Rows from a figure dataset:
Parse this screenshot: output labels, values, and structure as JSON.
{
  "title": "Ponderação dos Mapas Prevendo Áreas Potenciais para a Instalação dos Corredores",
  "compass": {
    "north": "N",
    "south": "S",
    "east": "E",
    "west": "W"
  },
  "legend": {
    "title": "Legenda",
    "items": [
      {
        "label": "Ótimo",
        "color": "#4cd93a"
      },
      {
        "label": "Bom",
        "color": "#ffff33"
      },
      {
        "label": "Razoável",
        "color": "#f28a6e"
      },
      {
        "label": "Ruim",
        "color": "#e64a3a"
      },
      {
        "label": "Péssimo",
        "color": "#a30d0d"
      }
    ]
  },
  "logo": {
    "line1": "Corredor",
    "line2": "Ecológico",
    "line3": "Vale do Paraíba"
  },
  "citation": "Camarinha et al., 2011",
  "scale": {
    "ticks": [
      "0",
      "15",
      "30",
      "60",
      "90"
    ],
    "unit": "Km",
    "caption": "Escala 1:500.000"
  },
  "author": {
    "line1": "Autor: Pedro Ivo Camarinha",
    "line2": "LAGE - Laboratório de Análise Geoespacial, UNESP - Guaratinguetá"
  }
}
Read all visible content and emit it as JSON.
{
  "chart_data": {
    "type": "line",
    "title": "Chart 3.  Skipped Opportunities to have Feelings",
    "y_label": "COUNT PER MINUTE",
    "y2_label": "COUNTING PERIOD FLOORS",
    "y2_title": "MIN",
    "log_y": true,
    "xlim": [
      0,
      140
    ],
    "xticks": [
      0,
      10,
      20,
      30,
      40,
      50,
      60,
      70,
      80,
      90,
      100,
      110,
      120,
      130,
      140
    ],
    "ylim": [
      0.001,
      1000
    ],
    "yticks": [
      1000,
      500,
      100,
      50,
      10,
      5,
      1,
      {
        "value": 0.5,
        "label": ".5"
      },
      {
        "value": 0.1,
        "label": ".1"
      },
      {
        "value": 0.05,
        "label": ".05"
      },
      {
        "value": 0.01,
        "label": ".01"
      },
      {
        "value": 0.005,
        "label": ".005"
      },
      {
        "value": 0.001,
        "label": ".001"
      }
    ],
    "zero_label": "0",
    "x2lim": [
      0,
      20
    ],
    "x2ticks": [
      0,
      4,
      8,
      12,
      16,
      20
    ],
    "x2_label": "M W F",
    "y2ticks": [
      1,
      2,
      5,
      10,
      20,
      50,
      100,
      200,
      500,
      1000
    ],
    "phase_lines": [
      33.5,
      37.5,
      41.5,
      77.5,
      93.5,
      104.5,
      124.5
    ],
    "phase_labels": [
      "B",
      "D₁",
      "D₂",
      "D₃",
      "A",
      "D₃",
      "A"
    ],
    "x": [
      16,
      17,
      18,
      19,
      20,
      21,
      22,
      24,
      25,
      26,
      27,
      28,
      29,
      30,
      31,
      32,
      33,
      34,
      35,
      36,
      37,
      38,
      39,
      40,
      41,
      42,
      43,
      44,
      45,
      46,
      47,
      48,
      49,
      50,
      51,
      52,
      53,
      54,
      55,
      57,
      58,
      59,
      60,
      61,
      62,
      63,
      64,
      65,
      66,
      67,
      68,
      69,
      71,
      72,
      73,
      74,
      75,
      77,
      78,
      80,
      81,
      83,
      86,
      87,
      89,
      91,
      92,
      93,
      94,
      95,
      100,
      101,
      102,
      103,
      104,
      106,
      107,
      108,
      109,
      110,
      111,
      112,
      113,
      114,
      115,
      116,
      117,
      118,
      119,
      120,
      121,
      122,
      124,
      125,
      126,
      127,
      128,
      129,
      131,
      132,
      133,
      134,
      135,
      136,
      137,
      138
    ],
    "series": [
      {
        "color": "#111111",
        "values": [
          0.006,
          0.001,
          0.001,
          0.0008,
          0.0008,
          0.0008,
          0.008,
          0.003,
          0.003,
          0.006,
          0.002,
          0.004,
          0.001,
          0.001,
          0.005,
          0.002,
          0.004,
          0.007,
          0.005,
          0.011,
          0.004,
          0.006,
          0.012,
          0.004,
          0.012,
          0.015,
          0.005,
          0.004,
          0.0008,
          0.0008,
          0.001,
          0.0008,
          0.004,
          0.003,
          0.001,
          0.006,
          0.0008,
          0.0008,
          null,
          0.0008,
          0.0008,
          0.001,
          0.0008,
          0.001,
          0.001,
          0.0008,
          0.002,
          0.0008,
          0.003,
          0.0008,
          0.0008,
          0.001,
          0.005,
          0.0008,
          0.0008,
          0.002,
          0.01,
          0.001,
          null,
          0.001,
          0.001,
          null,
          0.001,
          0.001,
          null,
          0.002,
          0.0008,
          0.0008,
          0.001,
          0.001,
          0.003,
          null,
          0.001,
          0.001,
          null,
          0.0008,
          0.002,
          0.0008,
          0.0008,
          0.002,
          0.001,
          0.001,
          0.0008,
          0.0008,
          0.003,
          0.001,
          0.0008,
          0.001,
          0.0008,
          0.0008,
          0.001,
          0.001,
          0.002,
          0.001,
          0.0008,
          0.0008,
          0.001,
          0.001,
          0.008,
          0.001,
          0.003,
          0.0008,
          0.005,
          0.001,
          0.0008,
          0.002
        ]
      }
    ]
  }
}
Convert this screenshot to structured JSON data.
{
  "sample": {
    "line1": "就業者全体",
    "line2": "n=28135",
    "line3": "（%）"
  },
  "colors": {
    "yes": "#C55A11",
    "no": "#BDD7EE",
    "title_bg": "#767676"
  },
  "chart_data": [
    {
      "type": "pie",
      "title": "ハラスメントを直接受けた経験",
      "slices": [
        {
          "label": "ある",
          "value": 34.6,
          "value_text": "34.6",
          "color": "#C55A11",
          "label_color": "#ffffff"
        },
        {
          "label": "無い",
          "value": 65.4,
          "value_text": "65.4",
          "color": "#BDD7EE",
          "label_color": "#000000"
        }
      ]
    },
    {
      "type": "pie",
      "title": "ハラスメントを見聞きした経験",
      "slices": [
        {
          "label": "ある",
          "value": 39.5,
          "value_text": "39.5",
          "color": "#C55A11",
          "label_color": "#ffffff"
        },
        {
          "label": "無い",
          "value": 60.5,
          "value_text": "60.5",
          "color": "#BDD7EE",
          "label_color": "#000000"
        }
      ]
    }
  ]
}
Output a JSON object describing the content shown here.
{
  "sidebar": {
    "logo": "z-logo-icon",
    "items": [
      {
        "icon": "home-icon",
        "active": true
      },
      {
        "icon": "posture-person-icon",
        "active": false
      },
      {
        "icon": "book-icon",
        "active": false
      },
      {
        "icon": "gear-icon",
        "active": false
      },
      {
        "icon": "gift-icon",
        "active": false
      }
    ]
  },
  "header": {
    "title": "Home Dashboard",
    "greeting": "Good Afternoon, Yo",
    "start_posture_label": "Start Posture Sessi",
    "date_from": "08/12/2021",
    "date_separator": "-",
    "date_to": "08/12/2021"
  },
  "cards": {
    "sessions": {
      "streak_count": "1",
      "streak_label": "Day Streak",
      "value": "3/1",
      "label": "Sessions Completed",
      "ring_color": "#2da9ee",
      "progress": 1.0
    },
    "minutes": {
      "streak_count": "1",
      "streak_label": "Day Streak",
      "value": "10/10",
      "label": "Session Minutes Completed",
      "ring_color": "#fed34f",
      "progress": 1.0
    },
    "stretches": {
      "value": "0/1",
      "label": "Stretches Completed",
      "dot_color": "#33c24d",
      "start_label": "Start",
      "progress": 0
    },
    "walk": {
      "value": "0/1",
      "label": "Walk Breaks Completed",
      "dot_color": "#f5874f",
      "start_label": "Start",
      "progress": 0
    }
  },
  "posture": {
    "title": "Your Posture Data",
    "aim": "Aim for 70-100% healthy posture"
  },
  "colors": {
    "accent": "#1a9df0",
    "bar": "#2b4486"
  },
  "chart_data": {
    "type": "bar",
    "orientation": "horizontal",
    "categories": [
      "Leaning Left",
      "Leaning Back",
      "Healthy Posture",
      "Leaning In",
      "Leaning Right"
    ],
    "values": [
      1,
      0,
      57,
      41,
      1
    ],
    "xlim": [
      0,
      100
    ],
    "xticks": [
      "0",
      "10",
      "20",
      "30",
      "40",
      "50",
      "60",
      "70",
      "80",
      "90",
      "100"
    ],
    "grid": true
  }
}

Given request: Extract every line from the records above that contains the word "Completed".

Expected output:
      "label": "Sessions Completed",
      "label": "Session Minutes Completed",
      "label": "Stretches Completed",
      "label": "Walk Breaks Completed",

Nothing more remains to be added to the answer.